## PROBLEM DESCRIPTION:
From the listing that follows, output everything exactly except the pictures.

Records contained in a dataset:
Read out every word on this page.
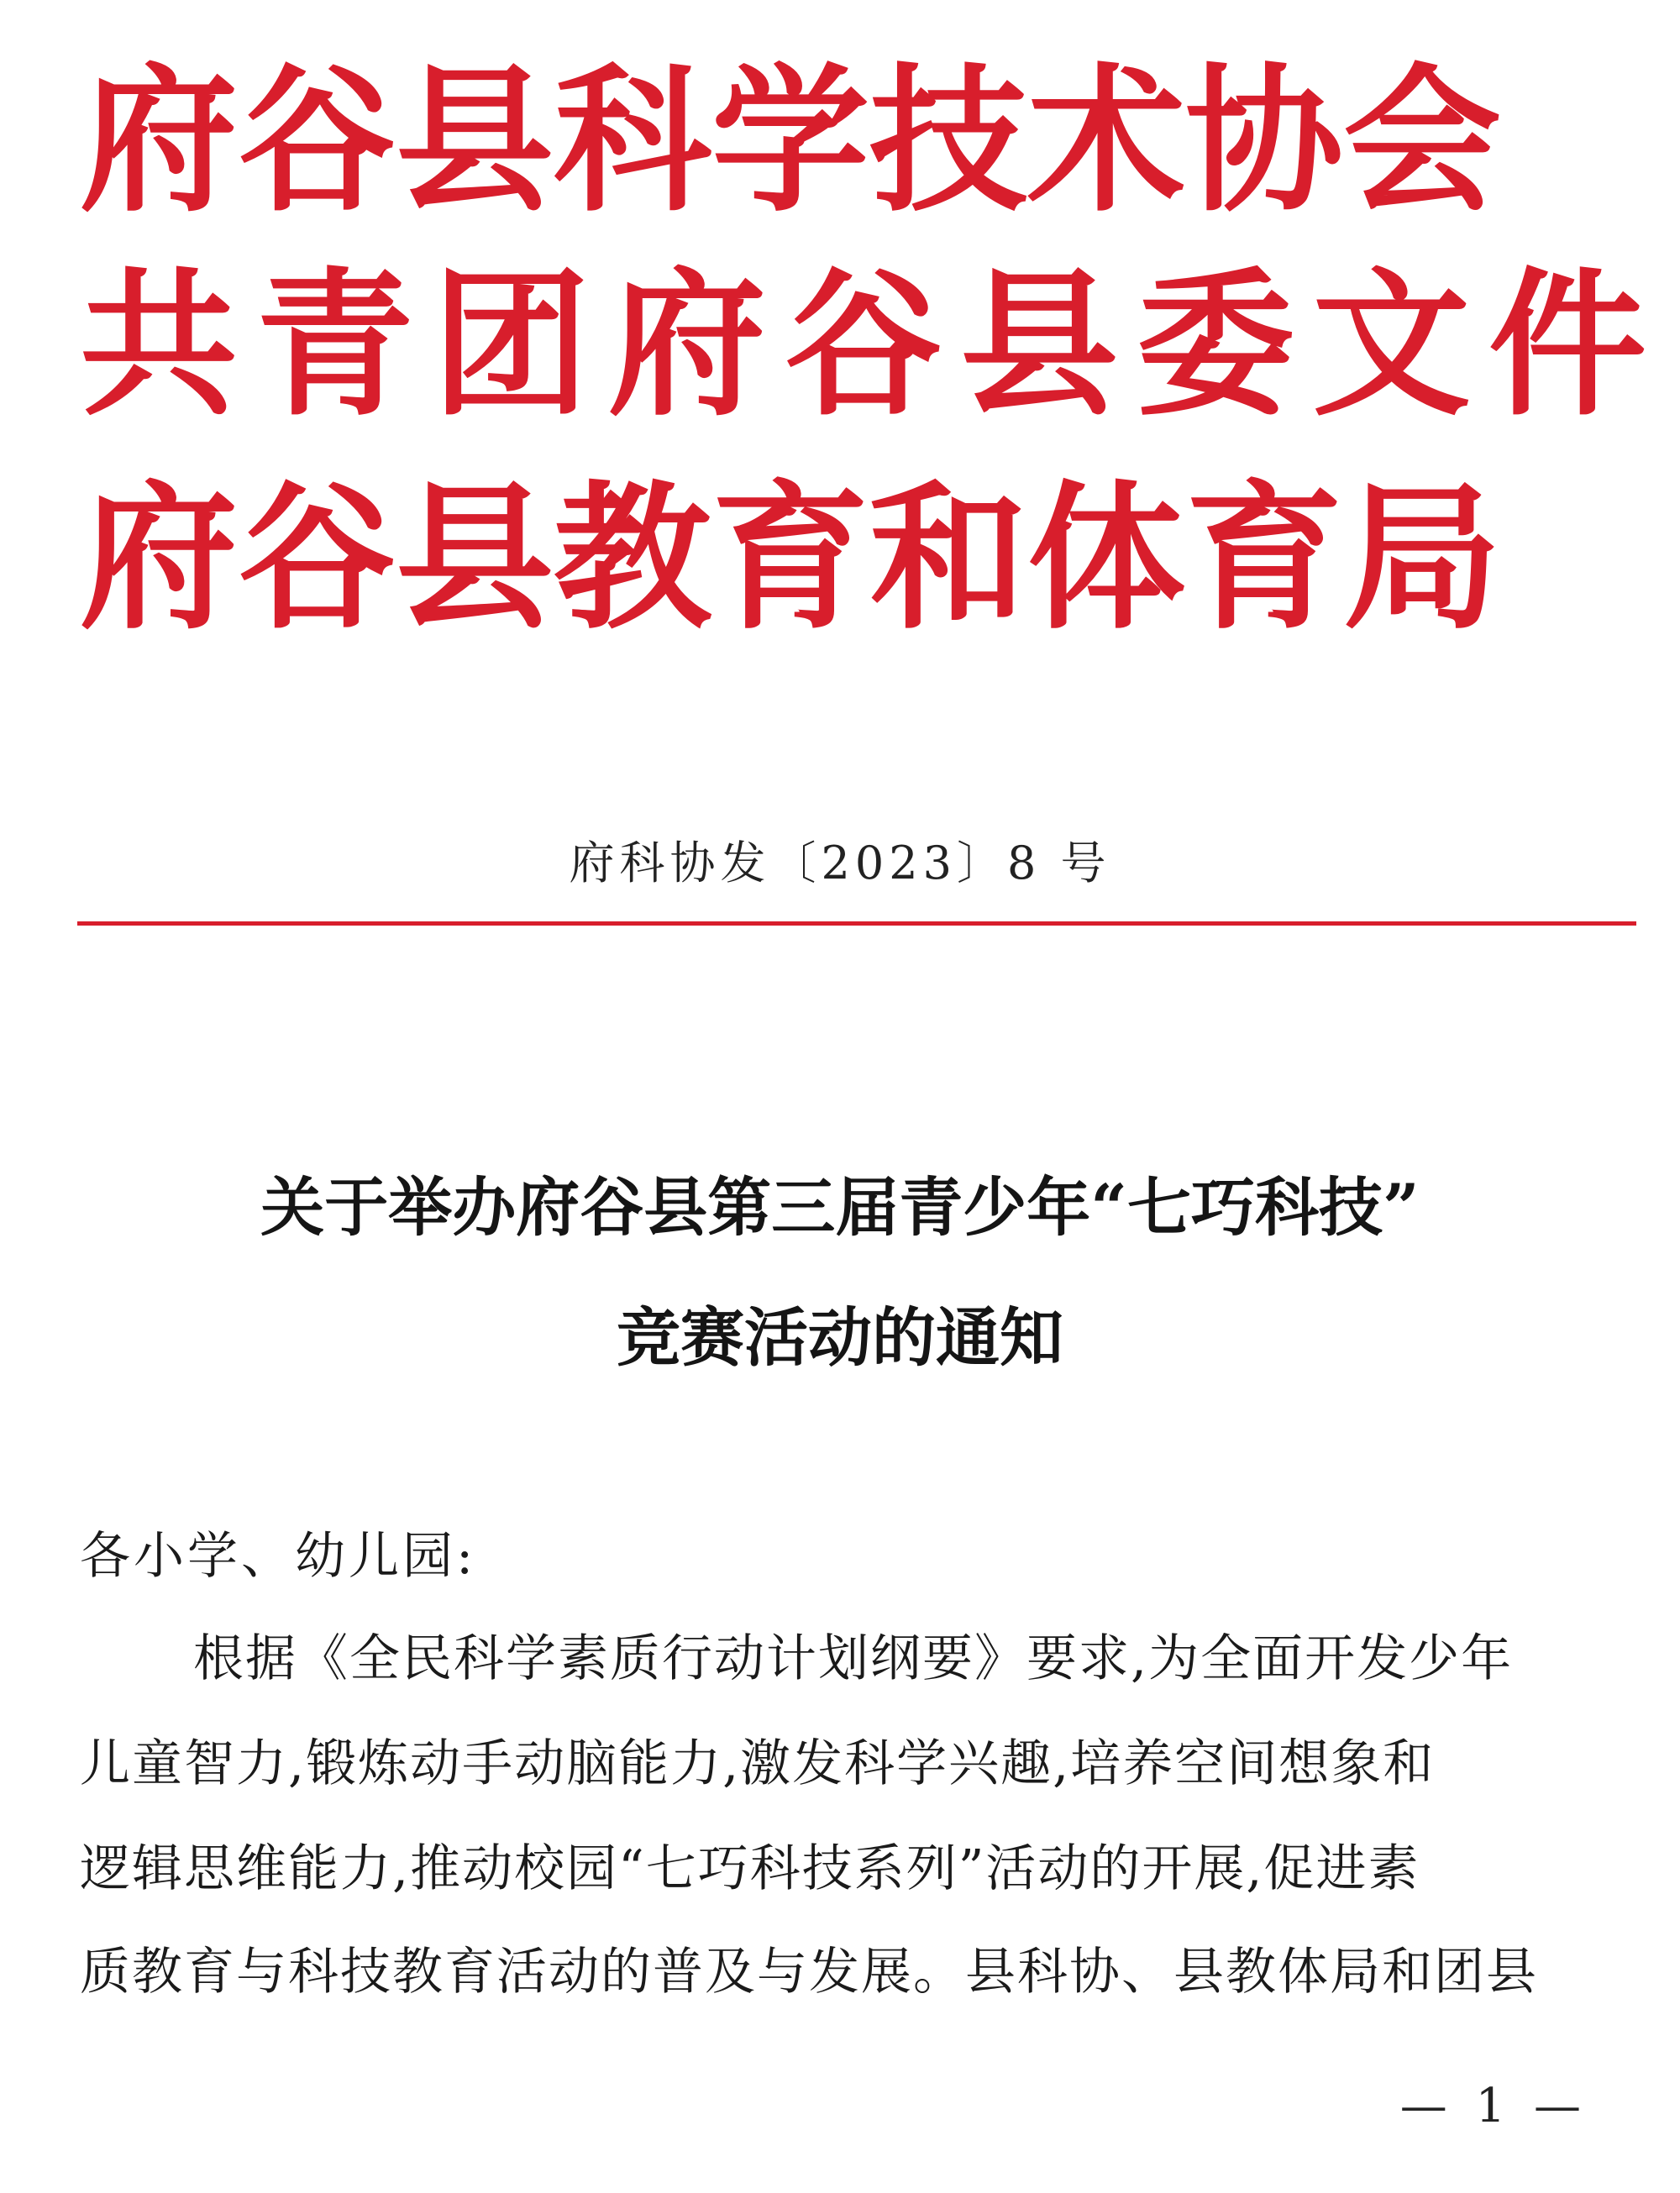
府谷县科学技术协会
共 青 团 府 谷 县 委 文 件
府谷县教育和体育局
府科协发〔2023〕8 号
关于举办府谷县第三届青少年“七巧科技”
竞赛活动的通知
各小学、幼儿园:
根据《全民科学素质行动计划纲要》要求,为全面开发少年
儿童智力,锻炼动手动脑能力,激发科学兴趣,培养空间想象和
逻辑思维能力,推动校园“七巧科技系列”活动的开展,促进素
质教育与科技教育活动的普及与发展。县科协、县教体局和团县
— 1 —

## TASK SOLUTION:
Read out every word on this page.
府谷县科学技术协会
共 青 团 府 谷 县 委 文 件
府谷县教育和体育局
府科协发〔2023〕8 号
关于举办府谷县第三届青少年“七巧科技”
竞赛活动的通知
各小学、幼儿园:
根据《全民科学素质行动计划纲要》要求,为全面开发少年
儿童智力,锻炼动手动脑能力,激发科学兴趣,培养空间想象和
逻辑思维能力,推动校园“七巧科技系列”活动的开展,促进素
质教育与科技教育活动的普及与发展。县科协、县教体局和团县
— 1 —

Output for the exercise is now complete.